Written instruction
Repeat each line exactly, leaving nothing out.

--------------------

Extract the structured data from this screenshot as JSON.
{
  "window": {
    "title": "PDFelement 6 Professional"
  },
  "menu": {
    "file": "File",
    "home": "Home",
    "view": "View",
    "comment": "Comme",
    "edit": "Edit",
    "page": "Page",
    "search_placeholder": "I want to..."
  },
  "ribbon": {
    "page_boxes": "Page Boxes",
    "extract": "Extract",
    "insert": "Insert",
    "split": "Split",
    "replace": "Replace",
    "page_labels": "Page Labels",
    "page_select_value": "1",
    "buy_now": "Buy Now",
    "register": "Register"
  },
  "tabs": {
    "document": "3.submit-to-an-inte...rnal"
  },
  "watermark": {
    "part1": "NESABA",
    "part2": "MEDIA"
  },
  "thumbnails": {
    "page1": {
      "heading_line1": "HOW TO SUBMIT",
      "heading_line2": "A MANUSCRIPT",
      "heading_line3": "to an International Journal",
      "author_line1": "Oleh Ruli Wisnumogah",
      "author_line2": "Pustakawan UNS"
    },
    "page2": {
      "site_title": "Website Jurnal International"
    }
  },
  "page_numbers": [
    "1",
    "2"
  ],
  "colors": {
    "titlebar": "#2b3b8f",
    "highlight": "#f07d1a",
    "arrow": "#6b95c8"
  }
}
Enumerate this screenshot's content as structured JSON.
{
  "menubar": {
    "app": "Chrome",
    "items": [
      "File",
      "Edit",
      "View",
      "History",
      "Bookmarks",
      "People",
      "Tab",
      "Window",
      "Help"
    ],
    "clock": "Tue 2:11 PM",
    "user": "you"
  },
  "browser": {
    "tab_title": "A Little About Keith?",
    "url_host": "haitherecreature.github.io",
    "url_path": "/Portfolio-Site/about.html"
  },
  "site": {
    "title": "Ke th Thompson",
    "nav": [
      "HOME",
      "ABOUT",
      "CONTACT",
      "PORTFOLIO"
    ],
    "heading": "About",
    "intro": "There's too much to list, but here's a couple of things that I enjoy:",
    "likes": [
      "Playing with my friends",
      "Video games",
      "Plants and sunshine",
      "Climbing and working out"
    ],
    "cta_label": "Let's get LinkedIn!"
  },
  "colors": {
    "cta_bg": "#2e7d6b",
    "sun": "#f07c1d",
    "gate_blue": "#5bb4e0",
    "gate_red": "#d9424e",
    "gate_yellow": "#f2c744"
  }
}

--------------------

Complete response
Extract the structured data from this screenshot as JSON.
{
  "window": {
    "title": "PDFelement 6 Professional"
  },
  "menu": {
    "file": "File",
    "home": "Home",
    "view": "View",
    "comment": "Comme",
    "edit": "Edit",
    "page": "Page",
    "search_placeholder": "I want to..."
  },
  "ribbon": {
    "page_boxes": "Page Boxes",
    "extract": "Extract",
    "insert": "Insert",
    "split": "Split",
    "replace": "Replace",
    "page_labels": "Page Labels",
    "page_select_value": "1",
    "buy_now": "Buy Now",
    "register": "Register"
  },
  "tabs": {
    "document": "3.submit-to-an-inte...rnal"
  },
  "watermark": {
    "part1": "NESABA",
    "part2": "MEDIA"
  },
  "thumbnails": {
    "page1": {
      "heading_line1": "HOW TO SUBMIT",
      "heading_line2": "A MANUSCRIPT",
      "heading_line3": "to an International Journal",
      "author_line1": "Oleh Ruli Wisnumogah",
      "author_line2": "Pustakawan UNS"
    },
    "page2": {
      "site_title": "Website Jurnal International"
    }
  },
  "page_numbers": [
    "1",
    "2"
  ],
  "colors": {
    "titlebar": "#2b3b8f",
    "highlight": "#f07d1a",
    "arrow": "#6b95c8"
  }
}
Enumerate this screenshot's content as structured JSON.
{
  "menubar": {
    "app": "Chrome",
    "items": [
      "File",
      "Edit",
      "View",
      "History",
      "Bookmarks",
      "People",
      "Tab",
      "Window",
      "Help"
    ],
    "clock": "Tue 2:11 PM",
    "user": "you"
  },
  "browser": {
    "tab_title": "A Little About Keith?",
    "url_host": "haitherecreature.github.io",
    "url_path": "/Portfolio-Site/about.html"
  },
  "site": {
    "title": "Ke th Thompson",
    "nav": [
      "HOME",
      "ABOUT",
      "CONTACT",
      "PORTFOLIO"
    ],
    "heading": "About",
    "intro": "There's too much to list, but here's a couple of things that I enjoy:",
    "likes": [
      "Playing with my friends",
      "Video games",
      "Plants and sunshine",
      "Climbing and working out"
    ],
    "cta_label": "Let's get LinkedIn!"
  },
  "colors": {
    "cta_bg": "#2e7d6b",
    "sun": "#f07c1d",
    "gate_blue": "#5bb4e0",
    "gate_red": "#d9424e",
    "gate_yellow": "#f2c744"
  }
}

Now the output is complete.